◆ Stated goal: Give every line again exactly as it appears, please, but not the pictures.

━━━ Provided material ━━━

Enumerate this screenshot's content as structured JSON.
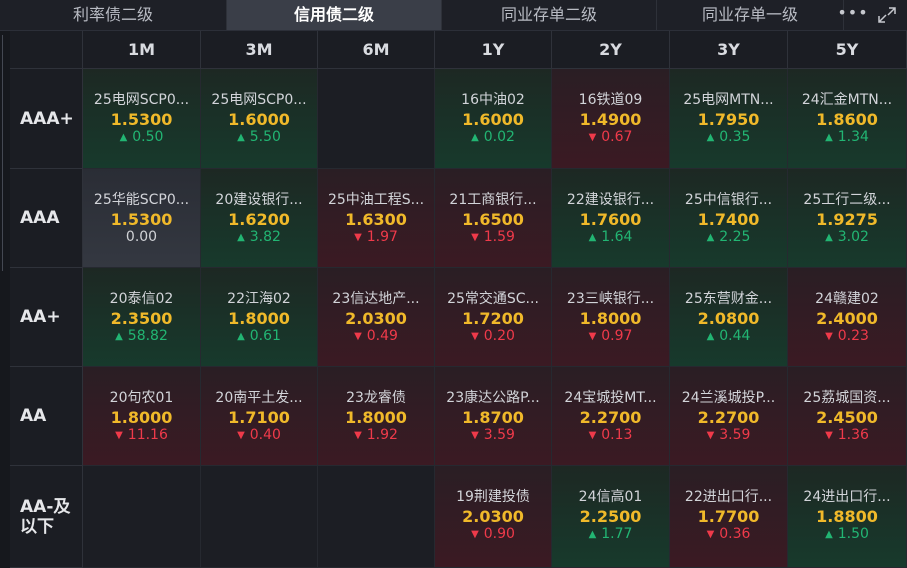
{
  "tabs": [
    {
      "label": "利率债二级",
      "active": false
    },
    {
      "label": "信用债二级",
      "active": true
    },
    {
      "label": "同业存单二级",
      "active": false
    },
    {
      "label": "同业存单一级",
      "active": false
    }
  ],
  "toolbar": {
    "more_icon": "more-dots-icon",
    "expand_icon": "expand-icon"
  },
  "columns": [
    "1M",
    "3M",
    "6M",
    "1Y",
    "2Y",
    "3Y",
    "5Y"
  ],
  "rows": [
    {
      "label": "AAA+",
      "cells": [
        {
          "name": "25电网SCP0...",
          "price": "1.5300",
          "change": "0.50",
          "dir": "up"
        },
        {
          "name": "25电网SCP0...",
          "price": "1.6000",
          "change": "5.50",
          "dir": "up"
        },
        null,
        {
          "name": "16中油02",
          "price": "1.6000",
          "change": "0.02",
          "dir": "up"
        },
        {
          "name": "16铁道09",
          "price": "1.4900",
          "change": "0.67",
          "dir": "down"
        },
        {
          "name": "25电网MTN...",
          "price": "1.7950",
          "change": "0.35",
          "dir": "up"
        },
        {
          "name": "24汇金MTN...",
          "price": "1.8600",
          "change": "1.34",
          "dir": "up"
        }
      ]
    },
    {
      "label": "AAA",
      "cells": [
        {
          "name": "25华能SCP0...",
          "price": "1.5300",
          "change": "0.00",
          "dir": "flat"
        },
        {
          "name": "20建设银行...",
          "price": "1.6200",
          "change": "3.82",
          "dir": "up"
        },
        {
          "name": "25中油工程S...",
          "price": "1.6300",
          "change": "1.97",
          "dir": "down"
        },
        {
          "name": "21工商银行...",
          "price": "1.6500",
          "change": "1.59",
          "dir": "down"
        },
        {
          "name": "22建设银行...",
          "price": "1.7600",
          "change": "1.64",
          "dir": "up"
        },
        {
          "name": "25中信银行...",
          "price": "1.7400",
          "change": "2.25",
          "dir": "up"
        },
        {
          "name": "25工行二级...",
          "price": "1.9275",
          "change": "3.02",
          "dir": "up"
        }
      ]
    },
    {
      "label": "AA+",
      "cells": [
        {
          "name": "20泰信02",
          "price": "2.3500",
          "change": "58.82",
          "dir": "up"
        },
        {
          "name": "22江海02",
          "price": "1.8000",
          "change": "0.61",
          "dir": "up"
        },
        {
          "name": "23信达地产...",
          "price": "2.0300",
          "change": "0.49",
          "dir": "down"
        },
        {
          "name": "25常交通SC...",
          "price": "1.7200",
          "change": "0.20",
          "dir": "down"
        },
        {
          "name": "23三峡银行...",
          "price": "1.8000",
          "change": "0.97",
          "dir": "down"
        },
        {
          "name": "25东营财金...",
          "price": "2.0800",
          "change": "0.44",
          "dir": "up"
        },
        {
          "name": "24赣建02",
          "price": "2.4000",
          "change": "0.23",
          "dir": "down"
        }
      ]
    },
    {
      "label": "AA",
      "cells": [
        {
          "name": "20句农01",
          "price": "1.8000",
          "change": "11.16",
          "dir": "down"
        },
        {
          "name": "20南平土发...",
          "price": "1.7100",
          "change": "0.40",
          "dir": "down"
        },
        {
          "name": "23龙睿债",
          "price": "1.8000",
          "change": "1.92",
          "dir": "down"
        },
        {
          "name": "23康达公路P...",
          "price": "1.8700",
          "change": "3.59",
          "dir": "down"
        },
        {
          "name": "24宝城投MT...",
          "price": "2.2700",
          "change": "0.13",
          "dir": "down"
        },
        {
          "name": "24兰溪城投P...",
          "price": "2.2700",
          "change": "3.59",
          "dir": "down"
        },
        {
          "name": "25荔城国资...",
          "price": "2.4500",
          "change": "1.36",
          "dir": "down"
        }
      ]
    },
    {
      "label": "AA-及以下",
      "label_lines": [
        "AA-及",
        "以下"
      ],
      "cells": [
        null,
        null,
        null,
        {
          "name": "19荆建投债",
          "price": "2.0300",
          "change": "0.90",
          "dir": "down"
        },
        {
          "name": "24信高01",
          "price": "2.2500",
          "change": "1.77",
          "dir": "up"
        },
        {
          "name": "22进出口行...",
          "price": "1.7700",
          "change": "0.36",
          "dir": "down"
        },
        {
          "name": "24进出口行...",
          "price": "1.8800",
          "change": "1.50",
          "dir": "up"
        }
      ]
    }
  ],
  "colors": {
    "up": "#22b573",
    "down": "#ef3a4a",
    "price": "#f0b92a"
  }
}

━━━

◆ Solution:
Enumerate this screenshot's content as structured JSON.
{
  "tabs": [
    {
      "label": "利率债二级",
      "active": false
    },
    {
      "label": "信用债二级",
      "active": true
    },
    {
      "label": "同业存单二级",
      "active": false
    },
    {
      "label": "同业存单一级",
      "active": false
    }
  ],
  "toolbar": {
    "more_icon": "more-dots-icon",
    "expand_icon": "expand-icon"
  },
  "columns": [
    "1M",
    "3M",
    "6M",
    "1Y",
    "2Y",
    "3Y",
    "5Y"
  ],
  "rows": [
    {
      "label": "AAA+",
      "cells": [
        {
          "name": "25电网SCP0...",
          "price": "1.5300",
          "change": "0.50",
          "dir": "up"
        },
        {
          "name": "25电网SCP0...",
          "price": "1.6000",
          "change": "5.50",
          "dir": "up"
        },
        null,
        {
          "name": "16中油02",
          "price": "1.6000",
          "change": "0.02",
          "dir": "up"
        },
        {
          "name": "16铁道09",
          "price": "1.4900",
          "change": "0.67",
          "dir": "down"
        },
        {
          "name": "25电网MTN...",
          "price": "1.7950",
          "change": "0.35",
          "dir": "up"
        },
        {
          "name": "24汇金MTN...",
          "price": "1.8600",
          "change": "1.34",
          "dir": "up"
        }
      ]
    },
    {
      "label": "AAA",
      "cells": [
        {
          "name": "25华能SCP0...",
          "price": "1.5300",
          "change": "0.00",
          "dir": "flat"
        },
        {
          "name": "20建设银行...",
          "price": "1.6200",
          "change": "3.82",
          "dir": "up"
        },
        {
          "name": "25中油工程S...",
          "price": "1.6300",
          "change": "1.97",
          "dir": "down"
        },
        {
          "name": "21工商银行...",
          "price": "1.6500",
          "change": "1.59",
          "dir": "down"
        },
        {
          "name": "22建设银行...",
          "price": "1.7600",
          "change": "1.64",
          "dir": "up"
        },
        {
          "name": "25中信银行...",
          "price": "1.7400",
          "change": "2.25",
          "dir": "up"
        },
        {
          "name": "25工行二级...",
          "price": "1.9275",
          "change": "3.02",
          "dir": "up"
        }
      ]
    },
    {
      "label": "AA+",
      "cells": [
        {
          "name": "20泰信02",
          "price": "2.3500",
          "change": "58.82",
          "dir": "up"
        },
        {
          "name": "22江海02",
          "price": "1.8000",
          "change": "0.61",
          "dir": "up"
        },
        {
          "name": "23信达地产...",
          "price": "2.0300",
          "change": "0.49",
          "dir": "down"
        },
        {
          "name": "25常交通SC...",
          "price": "1.7200",
          "change": "0.20",
          "dir": "down"
        },
        {
          "name": "23三峡银行...",
          "price": "1.8000",
          "change": "0.97",
          "dir": "down"
        },
        {
          "name": "25东营财金...",
          "price": "2.0800",
          "change": "0.44",
          "dir": "up"
        },
        {
          "name": "24赣建02",
          "price": "2.4000",
          "change": "0.23",
          "dir": "down"
        }
      ]
    },
    {
      "label": "AA",
      "cells": [
        {
          "name": "20句农01",
          "price": "1.8000",
          "change": "11.16",
          "dir": "down"
        },
        {
          "name": "20南平土发...",
          "price": "1.7100",
          "change": "0.40",
          "dir": "down"
        },
        {
          "name": "23龙睿债",
          "price": "1.8000",
          "change": "1.92",
          "dir": "down"
        },
        {
          "name": "23康达公路P...",
          "price": "1.8700",
          "change": "3.59",
          "dir": "down"
        },
        {
          "name": "24宝城投MT...",
          "price": "2.2700",
          "change": "0.13",
          "dir": "down"
        },
        {
          "name": "24兰溪城投P...",
          "price": "2.2700",
          "change": "3.59",
          "dir": "down"
        },
        {
          "name": "25荔城国资...",
          "price": "2.4500",
          "change": "1.36",
          "dir": "down"
        }
      ]
    },
    {
      "label": "AA-及以下",
      "label_lines": [
        "AA-及",
        "以下"
      ],
      "cells": [
        null,
        null,
        null,
        {
          "name": "19荆建投债",
          "price": "2.0300",
          "change": "0.90",
          "dir": "down"
        },
        {
          "name": "24信高01",
          "price": "2.2500",
          "change": "1.77",
          "dir": "up"
        },
        {
          "name": "22进出口行...",
          "price": "1.7700",
          "change": "0.36",
          "dir": "down"
        },
        {
          "name": "24进出口行...",
          "price": "1.8800",
          "change": "1.50",
          "dir": "up"
        }
      ]
    }
  ],
  "colors": {
    "up": "#22b573",
    "down": "#ef3a4a",
    "price": "#f0b92a"
  }
}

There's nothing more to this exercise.